__PROBLEM DESCRIPTION__
Exclude all pictures, then copy each of the records exactly as written.

__RAW DATA__
───
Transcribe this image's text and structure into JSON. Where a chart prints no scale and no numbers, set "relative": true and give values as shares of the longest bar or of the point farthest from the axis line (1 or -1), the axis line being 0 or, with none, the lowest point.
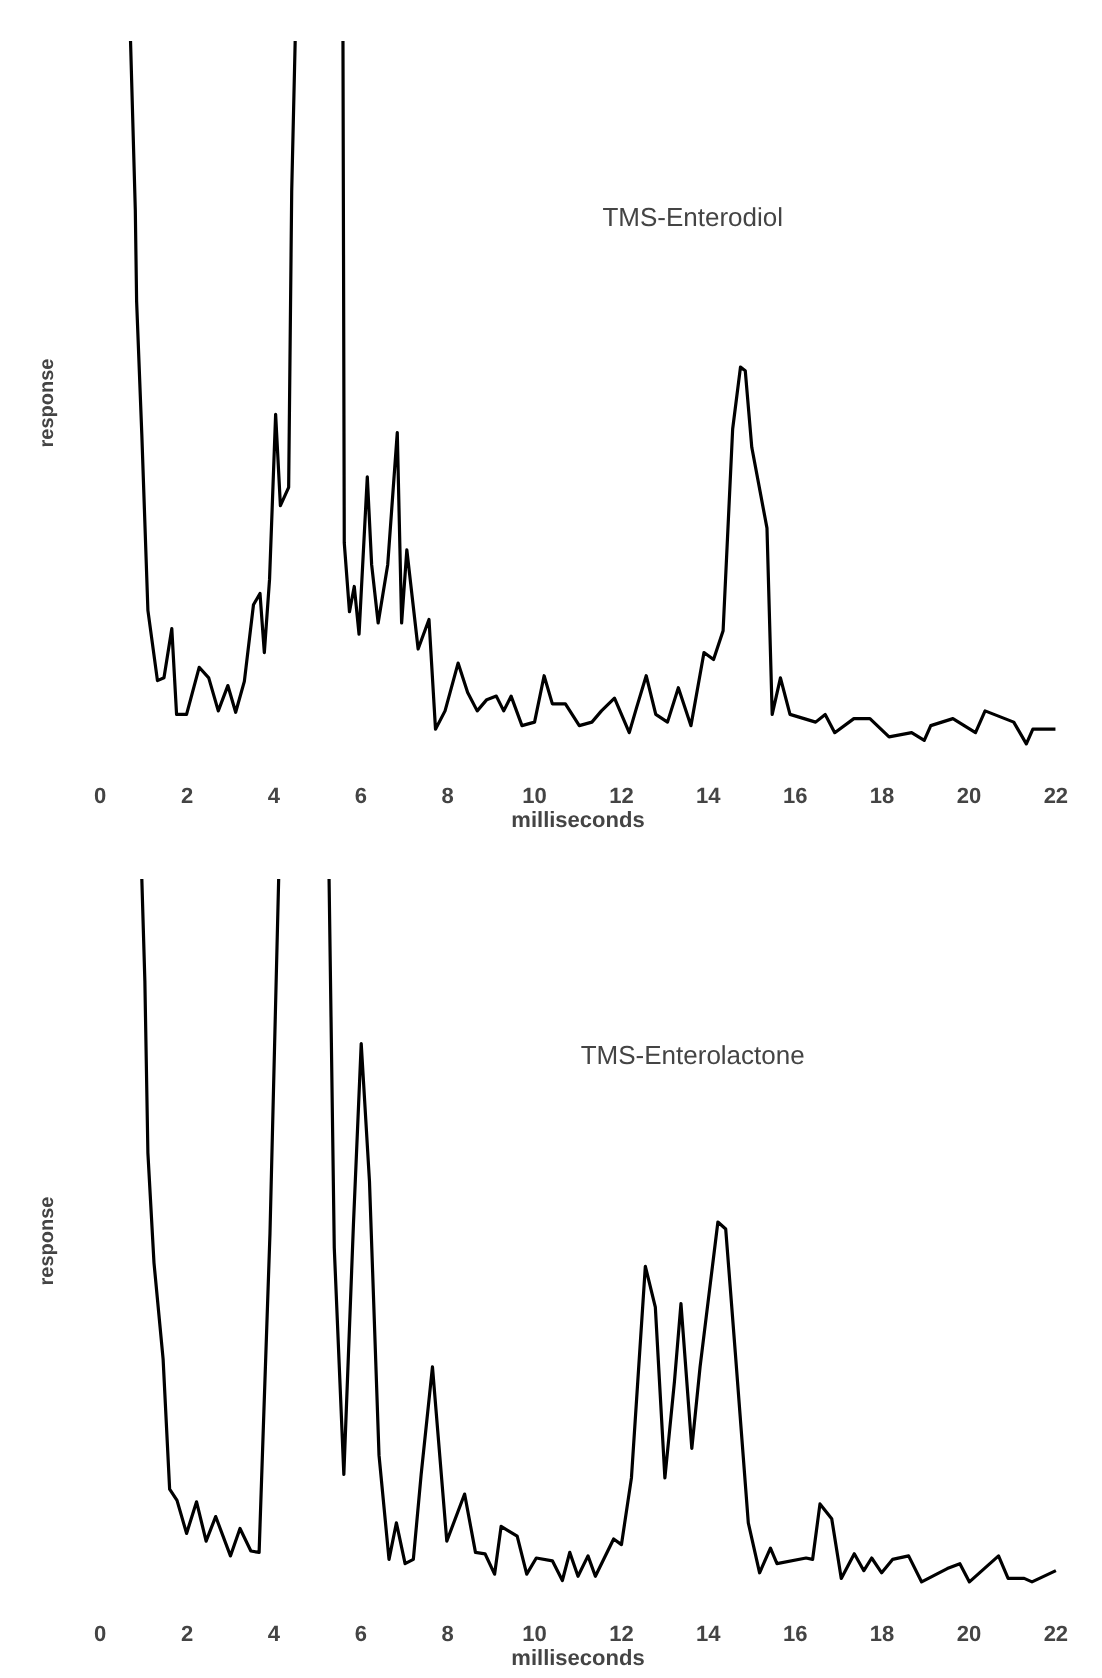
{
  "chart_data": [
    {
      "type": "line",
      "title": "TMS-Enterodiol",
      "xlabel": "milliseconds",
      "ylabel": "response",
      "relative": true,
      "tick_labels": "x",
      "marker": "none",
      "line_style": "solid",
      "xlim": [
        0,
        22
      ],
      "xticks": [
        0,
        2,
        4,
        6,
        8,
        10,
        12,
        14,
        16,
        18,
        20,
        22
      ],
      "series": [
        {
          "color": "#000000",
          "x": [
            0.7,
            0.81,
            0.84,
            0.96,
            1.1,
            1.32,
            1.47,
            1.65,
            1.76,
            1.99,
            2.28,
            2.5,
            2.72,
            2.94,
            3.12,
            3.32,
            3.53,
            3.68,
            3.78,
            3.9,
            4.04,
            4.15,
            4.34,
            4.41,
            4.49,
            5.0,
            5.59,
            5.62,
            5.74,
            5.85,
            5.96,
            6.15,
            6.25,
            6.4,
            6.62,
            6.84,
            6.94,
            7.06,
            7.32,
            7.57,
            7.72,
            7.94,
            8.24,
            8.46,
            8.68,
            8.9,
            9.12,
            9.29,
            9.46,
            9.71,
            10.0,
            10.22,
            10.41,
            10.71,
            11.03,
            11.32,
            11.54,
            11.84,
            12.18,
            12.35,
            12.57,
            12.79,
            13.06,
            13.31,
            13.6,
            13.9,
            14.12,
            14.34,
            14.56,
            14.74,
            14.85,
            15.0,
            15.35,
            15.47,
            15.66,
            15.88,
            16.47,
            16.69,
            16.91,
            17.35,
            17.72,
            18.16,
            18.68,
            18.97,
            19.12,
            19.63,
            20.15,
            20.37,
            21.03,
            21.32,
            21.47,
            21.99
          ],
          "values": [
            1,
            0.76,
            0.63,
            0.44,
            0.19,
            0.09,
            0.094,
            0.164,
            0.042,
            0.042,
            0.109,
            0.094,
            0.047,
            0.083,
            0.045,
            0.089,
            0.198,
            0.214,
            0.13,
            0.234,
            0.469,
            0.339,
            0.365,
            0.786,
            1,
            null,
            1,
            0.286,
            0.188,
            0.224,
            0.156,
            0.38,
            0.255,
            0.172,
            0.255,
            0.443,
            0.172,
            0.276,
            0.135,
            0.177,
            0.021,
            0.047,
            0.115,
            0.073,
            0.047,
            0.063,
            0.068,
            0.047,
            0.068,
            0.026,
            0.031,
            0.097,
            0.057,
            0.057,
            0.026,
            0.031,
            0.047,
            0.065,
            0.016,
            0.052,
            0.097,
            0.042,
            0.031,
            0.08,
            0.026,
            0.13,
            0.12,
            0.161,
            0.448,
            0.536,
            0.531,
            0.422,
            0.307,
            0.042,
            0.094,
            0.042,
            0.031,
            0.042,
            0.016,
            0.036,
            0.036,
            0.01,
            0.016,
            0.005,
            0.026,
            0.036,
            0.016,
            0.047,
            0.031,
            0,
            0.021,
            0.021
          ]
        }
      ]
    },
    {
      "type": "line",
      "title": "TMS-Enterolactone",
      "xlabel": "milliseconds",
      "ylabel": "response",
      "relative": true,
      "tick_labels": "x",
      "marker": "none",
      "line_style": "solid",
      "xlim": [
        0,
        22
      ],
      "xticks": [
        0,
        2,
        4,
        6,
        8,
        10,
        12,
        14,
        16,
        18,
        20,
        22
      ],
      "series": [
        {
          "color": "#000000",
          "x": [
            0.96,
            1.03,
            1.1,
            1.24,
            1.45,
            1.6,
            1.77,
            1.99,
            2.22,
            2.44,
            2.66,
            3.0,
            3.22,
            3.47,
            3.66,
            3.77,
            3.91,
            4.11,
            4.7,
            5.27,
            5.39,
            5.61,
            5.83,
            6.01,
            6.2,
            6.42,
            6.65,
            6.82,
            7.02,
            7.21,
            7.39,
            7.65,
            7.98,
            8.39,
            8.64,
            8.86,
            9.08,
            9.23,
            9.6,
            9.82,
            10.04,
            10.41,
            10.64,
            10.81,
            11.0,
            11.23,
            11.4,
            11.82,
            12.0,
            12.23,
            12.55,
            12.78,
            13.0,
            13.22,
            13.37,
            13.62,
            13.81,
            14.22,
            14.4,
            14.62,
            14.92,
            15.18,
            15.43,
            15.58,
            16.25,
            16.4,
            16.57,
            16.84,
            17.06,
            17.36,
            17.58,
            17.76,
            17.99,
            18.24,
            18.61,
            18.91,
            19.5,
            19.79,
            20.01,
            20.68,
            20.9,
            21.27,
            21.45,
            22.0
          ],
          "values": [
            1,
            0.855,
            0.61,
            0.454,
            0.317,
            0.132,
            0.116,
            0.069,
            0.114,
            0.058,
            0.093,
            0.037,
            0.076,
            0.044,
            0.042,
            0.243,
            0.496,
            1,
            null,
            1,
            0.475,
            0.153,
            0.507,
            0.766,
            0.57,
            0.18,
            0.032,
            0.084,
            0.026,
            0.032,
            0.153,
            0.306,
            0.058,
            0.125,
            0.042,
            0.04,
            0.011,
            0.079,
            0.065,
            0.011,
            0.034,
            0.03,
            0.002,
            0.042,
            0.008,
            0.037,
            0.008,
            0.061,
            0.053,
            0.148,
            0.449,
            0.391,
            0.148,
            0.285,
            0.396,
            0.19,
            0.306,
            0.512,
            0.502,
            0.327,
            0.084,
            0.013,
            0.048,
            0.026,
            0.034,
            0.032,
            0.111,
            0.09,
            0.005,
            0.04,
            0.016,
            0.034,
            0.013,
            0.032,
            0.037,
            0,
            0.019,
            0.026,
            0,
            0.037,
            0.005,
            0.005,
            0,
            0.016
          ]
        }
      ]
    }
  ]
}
───
__SOLUTION BELOW__
Transcribe this image's text and structure into JSON. Where a chart prints no scale and no numbers, set "relative": true and give values as shares of the longest bar or of the point farthest from the axis line (1 or -1), the axis line being 0 or, with none, the lowest point.
{
  "chart_data": [
    {
      "type": "line",
      "title": "TMS-Enterodiol",
      "xlabel": "milliseconds",
      "ylabel": "response",
      "relative": true,
      "tick_labels": "x",
      "marker": "none",
      "line_style": "solid",
      "xlim": [
        0,
        22
      ],
      "xticks": [
        0,
        2,
        4,
        6,
        8,
        10,
        12,
        14,
        16,
        18,
        20,
        22
      ],
      "series": [
        {
          "color": "#000000",
          "x": [
            0.7,
            0.81,
            0.84,
            0.96,
            1.1,
            1.32,
            1.47,
            1.65,
            1.76,
            1.99,
            2.28,
            2.5,
            2.72,
            2.94,
            3.12,
            3.32,
            3.53,
            3.68,
            3.78,
            3.9,
            4.04,
            4.15,
            4.34,
            4.41,
            4.49,
            5.0,
            5.59,
            5.62,
            5.74,
            5.85,
            5.96,
            6.15,
            6.25,
            6.4,
            6.62,
            6.84,
            6.94,
            7.06,
            7.32,
            7.57,
            7.72,
            7.94,
            8.24,
            8.46,
            8.68,
            8.9,
            9.12,
            9.29,
            9.46,
            9.71,
            10.0,
            10.22,
            10.41,
            10.71,
            11.03,
            11.32,
            11.54,
            11.84,
            12.18,
            12.35,
            12.57,
            12.79,
            13.06,
            13.31,
            13.6,
            13.9,
            14.12,
            14.34,
            14.56,
            14.74,
            14.85,
            15.0,
            15.35,
            15.47,
            15.66,
            15.88,
            16.47,
            16.69,
            16.91,
            17.35,
            17.72,
            18.16,
            18.68,
            18.97,
            19.12,
            19.63,
            20.15,
            20.37,
            21.03,
            21.32,
            21.47,
            21.99
          ],
          "values": [
            1,
            0.76,
            0.63,
            0.44,
            0.19,
            0.09,
            0.094,
            0.164,
            0.042,
            0.042,
            0.109,
            0.094,
            0.047,
            0.083,
            0.045,
            0.089,
            0.198,
            0.214,
            0.13,
            0.234,
            0.469,
            0.339,
            0.365,
            0.786,
            1,
            null,
            1,
            0.286,
            0.188,
            0.224,
            0.156,
            0.38,
            0.255,
            0.172,
            0.255,
            0.443,
            0.172,
            0.276,
            0.135,
            0.177,
            0.021,
            0.047,
            0.115,
            0.073,
            0.047,
            0.063,
            0.068,
            0.047,
            0.068,
            0.026,
            0.031,
            0.097,
            0.057,
            0.057,
            0.026,
            0.031,
            0.047,
            0.065,
            0.016,
            0.052,
            0.097,
            0.042,
            0.031,
            0.08,
            0.026,
            0.13,
            0.12,
            0.161,
            0.448,
            0.536,
            0.531,
            0.422,
            0.307,
            0.042,
            0.094,
            0.042,
            0.031,
            0.042,
            0.016,
            0.036,
            0.036,
            0.01,
            0.016,
            0.005,
            0.026,
            0.036,
            0.016,
            0.047,
            0.031,
            0,
            0.021,
            0.021
          ]
        }
      ]
    },
    {
      "type": "line",
      "title": "TMS-Enterolactone",
      "xlabel": "milliseconds",
      "ylabel": "response",
      "relative": true,
      "tick_labels": "x",
      "marker": "none",
      "line_style": "solid",
      "xlim": [
        0,
        22
      ],
      "xticks": [
        0,
        2,
        4,
        6,
        8,
        10,
        12,
        14,
        16,
        18,
        20,
        22
      ],
      "series": [
        {
          "color": "#000000",
          "x": [
            0.96,
            1.03,
            1.1,
            1.24,
            1.45,
            1.6,
            1.77,
            1.99,
            2.22,
            2.44,
            2.66,
            3.0,
            3.22,
            3.47,
            3.66,
            3.77,
            3.91,
            4.11,
            4.7,
            5.27,
            5.39,
            5.61,
            5.83,
            6.01,
            6.2,
            6.42,
            6.65,
            6.82,
            7.02,
            7.21,
            7.39,
            7.65,
            7.98,
            8.39,
            8.64,
            8.86,
            9.08,
            9.23,
            9.6,
            9.82,
            10.04,
            10.41,
            10.64,
            10.81,
            11.0,
            11.23,
            11.4,
            11.82,
            12.0,
            12.23,
            12.55,
            12.78,
            13.0,
            13.22,
            13.37,
            13.62,
            13.81,
            14.22,
            14.4,
            14.62,
            14.92,
            15.18,
            15.43,
            15.58,
            16.25,
            16.4,
            16.57,
            16.84,
            17.06,
            17.36,
            17.58,
            17.76,
            17.99,
            18.24,
            18.61,
            18.91,
            19.5,
            19.79,
            20.01,
            20.68,
            20.9,
            21.27,
            21.45,
            22.0
          ],
          "values": [
            1,
            0.855,
            0.61,
            0.454,
            0.317,
            0.132,
            0.116,
            0.069,
            0.114,
            0.058,
            0.093,
            0.037,
            0.076,
            0.044,
            0.042,
            0.243,
            0.496,
            1,
            null,
            1,
            0.475,
            0.153,
            0.507,
            0.766,
            0.57,
            0.18,
            0.032,
            0.084,
            0.026,
            0.032,
            0.153,
            0.306,
            0.058,
            0.125,
            0.042,
            0.04,
            0.011,
            0.079,
            0.065,
            0.011,
            0.034,
            0.03,
            0.002,
            0.042,
            0.008,
            0.037,
            0.008,
            0.061,
            0.053,
            0.148,
            0.449,
            0.391,
            0.148,
            0.285,
            0.396,
            0.19,
            0.306,
            0.512,
            0.502,
            0.327,
            0.084,
            0.013,
            0.048,
            0.026,
            0.034,
            0.032,
            0.111,
            0.09,
            0.005,
            0.04,
            0.016,
            0.034,
            0.013,
            0.032,
            0.037,
            0,
            0.019,
            0.026,
            0,
            0.037,
            0.005,
            0.005,
            0,
            0.016
          ]
        }
      ]
    }
  ]
}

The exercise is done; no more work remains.